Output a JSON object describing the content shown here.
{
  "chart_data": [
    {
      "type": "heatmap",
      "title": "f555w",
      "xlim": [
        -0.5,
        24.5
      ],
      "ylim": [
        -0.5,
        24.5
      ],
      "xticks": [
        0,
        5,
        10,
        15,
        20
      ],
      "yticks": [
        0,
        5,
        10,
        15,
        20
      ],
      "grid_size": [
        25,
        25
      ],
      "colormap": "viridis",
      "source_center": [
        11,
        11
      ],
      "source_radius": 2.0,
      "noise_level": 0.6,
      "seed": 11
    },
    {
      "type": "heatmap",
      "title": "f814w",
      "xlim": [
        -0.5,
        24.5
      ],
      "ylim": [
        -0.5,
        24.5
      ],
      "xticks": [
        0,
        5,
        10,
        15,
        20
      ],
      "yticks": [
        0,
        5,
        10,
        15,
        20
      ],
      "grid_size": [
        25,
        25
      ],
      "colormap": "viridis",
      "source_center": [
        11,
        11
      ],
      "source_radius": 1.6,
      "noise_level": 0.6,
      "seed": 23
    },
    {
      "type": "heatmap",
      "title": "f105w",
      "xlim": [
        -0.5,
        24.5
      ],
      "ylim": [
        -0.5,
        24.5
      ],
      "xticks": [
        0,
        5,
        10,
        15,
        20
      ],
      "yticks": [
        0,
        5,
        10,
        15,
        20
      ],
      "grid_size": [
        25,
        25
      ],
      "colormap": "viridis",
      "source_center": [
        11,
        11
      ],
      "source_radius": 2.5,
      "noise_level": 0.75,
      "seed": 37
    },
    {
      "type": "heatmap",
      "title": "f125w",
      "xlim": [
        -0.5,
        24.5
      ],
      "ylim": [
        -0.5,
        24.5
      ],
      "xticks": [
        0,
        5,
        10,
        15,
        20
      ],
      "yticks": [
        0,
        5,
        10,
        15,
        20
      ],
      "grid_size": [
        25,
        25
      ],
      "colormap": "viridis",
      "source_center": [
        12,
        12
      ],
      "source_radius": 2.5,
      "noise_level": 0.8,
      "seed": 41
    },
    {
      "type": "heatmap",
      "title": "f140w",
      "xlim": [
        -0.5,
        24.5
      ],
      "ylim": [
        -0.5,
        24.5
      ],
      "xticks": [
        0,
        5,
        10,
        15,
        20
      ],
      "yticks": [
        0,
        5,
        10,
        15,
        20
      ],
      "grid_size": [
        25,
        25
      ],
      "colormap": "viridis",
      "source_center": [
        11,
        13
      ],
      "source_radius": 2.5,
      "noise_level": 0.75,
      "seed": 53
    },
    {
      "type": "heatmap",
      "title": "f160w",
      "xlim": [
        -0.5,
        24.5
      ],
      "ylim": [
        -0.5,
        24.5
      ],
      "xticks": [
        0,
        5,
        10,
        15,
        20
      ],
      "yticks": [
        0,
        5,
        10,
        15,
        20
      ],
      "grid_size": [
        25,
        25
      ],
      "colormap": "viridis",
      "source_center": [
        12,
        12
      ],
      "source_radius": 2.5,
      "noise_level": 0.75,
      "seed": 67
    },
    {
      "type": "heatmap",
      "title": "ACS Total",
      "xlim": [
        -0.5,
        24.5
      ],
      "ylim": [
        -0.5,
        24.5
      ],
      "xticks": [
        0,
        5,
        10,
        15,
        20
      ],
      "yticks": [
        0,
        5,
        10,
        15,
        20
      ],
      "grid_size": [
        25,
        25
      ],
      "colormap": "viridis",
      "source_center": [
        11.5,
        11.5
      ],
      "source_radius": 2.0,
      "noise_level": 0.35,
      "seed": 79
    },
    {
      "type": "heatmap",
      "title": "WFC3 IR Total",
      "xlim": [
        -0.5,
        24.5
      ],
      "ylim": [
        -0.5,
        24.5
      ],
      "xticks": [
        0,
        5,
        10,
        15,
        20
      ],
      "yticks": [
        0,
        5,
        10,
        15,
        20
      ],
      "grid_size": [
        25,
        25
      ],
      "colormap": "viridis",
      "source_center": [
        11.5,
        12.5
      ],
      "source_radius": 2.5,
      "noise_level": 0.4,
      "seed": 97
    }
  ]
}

^^^^^^^^

From the records above, please extract every line and repeat it exactly.

Output a JSON object describing the content shown here.
{
  "chart_data": [
    {
      "type": "heatmap",
      "title": "f555w",
      "xlim": [
        -0.5,
        24.5
      ],
      "ylim": [
        -0.5,
        24.5
      ],
      "xticks": [
        0,
        5,
        10,
        15,
        20
      ],
      "yticks": [
        0,
        5,
        10,
        15,
        20
      ],
      "grid_size": [
        25,
        25
      ],
      "colormap": "viridis",
      "source_center": [
        11,
        11
      ],
      "source_radius": 2.0,
      "noise_level": 0.6,
      "seed": 11
    },
    {
      "type": "heatmap",
      "title": "f814w",
      "xlim": [
        -0.5,
        24.5
      ],
      "ylim": [
        -0.5,
        24.5
      ],
      "xticks": [
        0,
        5,
        10,
        15,
        20
      ],
      "yticks": [
        0,
        5,
        10,
        15,
        20
      ],
      "grid_size": [
        25,
        25
      ],
      "colormap": "viridis",
      "source_center": [
        11,
        11
      ],
      "source_radius": 1.6,
      "noise_level": 0.6,
      "seed": 23
    },
    {
      "type": "heatmap",
      "title": "f105w",
      "xlim": [
        -0.5,
        24.5
      ],
      "ylim": [
        -0.5,
        24.5
      ],
      "xticks": [
        0,
        5,
        10,
        15,
        20
      ],
      "yticks": [
        0,
        5,
        10,
        15,
        20
      ],
      "grid_size": [
        25,
        25
      ],
      "colormap": "viridis",
      "source_center": [
        11,
        11
      ],
      "source_radius": 2.5,
      "noise_level": 0.75,
      "seed": 37
    },
    {
      "type": "heatmap",
      "title": "f125w",
      "xlim": [
        -0.5,
        24.5
      ],
      "ylim": [
        -0.5,
        24.5
      ],
      "xticks": [
        0,
        5,
        10,
        15,
        20
      ],
      "yticks": [
        0,
        5,
        10,
        15,
        20
      ],
      "grid_size": [
        25,
        25
      ],
      "colormap": "viridis",
      "source_center": [
        12,
        12
      ],
      "source_radius": 2.5,
      "noise_level": 0.8,
      "seed": 41
    },
    {
      "type": "heatmap",
      "title": "f140w",
      "xlim": [
        -0.5,
        24.5
      ],
      "ylim": [
        -0.5,
        24.5
      ],
      "xticks": [
        0,
        5,
        10,
        15,
        20
      ],
      "yticks": [
        0,
        5,
        10,
        15,
        20
      ],
      "grid_size": [
        25,
        25
      ],
      "colormap": "viridis",
      "source_center": [
        11,
        13
      ],
      "source_radius": 2.5,
      "noise_level": 0.75,
      "seed": 53
    },
    {
      "type": "heatmap",
      "title": "f160w",
      "xlim": [
        -0.5,
        24.5
      ],
      "ylim": [
        -0.5,
        24.5
      ],
      "xticks": [
        0,
        5,
        10,
        15,
        20
      ],
      "yticks": [
        0,
        5,
        10,
        15,
        20
      ],
      "grid_size": [
        25,
        25
      ],
      "colormap": "viridis",
      "source_center": [
        12,
        12
      ],
      "source_radius": 2.5,
      "noise_level": 0.75,
      "seed": 67
    },
    {
      "type": "heatmap",
      "title": "ACS Total",
      "xlim": [
        -0.5,
        24.5
      ],
      "ylim": [
        -0.5,
        24.5
      ],
      "xticks": [
        0,
        5,
        10,
        15,
        20
      ],
      "yticks": [
        0,
        5,
        10,
        15,
        20
      ],
      "grid_size": [
        25,
        25
      ],
      "colormap": "viridis",
      "source_center": [
        11.5,
        11.5
      ],
      "source_radius": 2.0,
      "noise_level": 0.35,
      "seed": 79
    },
    {
      "type": "heatmap",
      "title": "WFC3 IR Total",
      "xlim": [
        -0.5,
        24.5
      ],
      "ylim": [
        -0.5,
        24.5
      ],
      "xticks": [
        0,
        5,
        10,
        15,
        20
      ],
      "yticks": [
        0,
        5,
        10,
        15,
        20
      ],
      "grid_size": [
        25,
        25
      ],
      "colormap": "viridis",
      "source_center": [
        11.5,
        12.5
      ],
      "source_radius": 2.5,
      "noise_level": 0.4,
      "seed": 97
    }
  ]
}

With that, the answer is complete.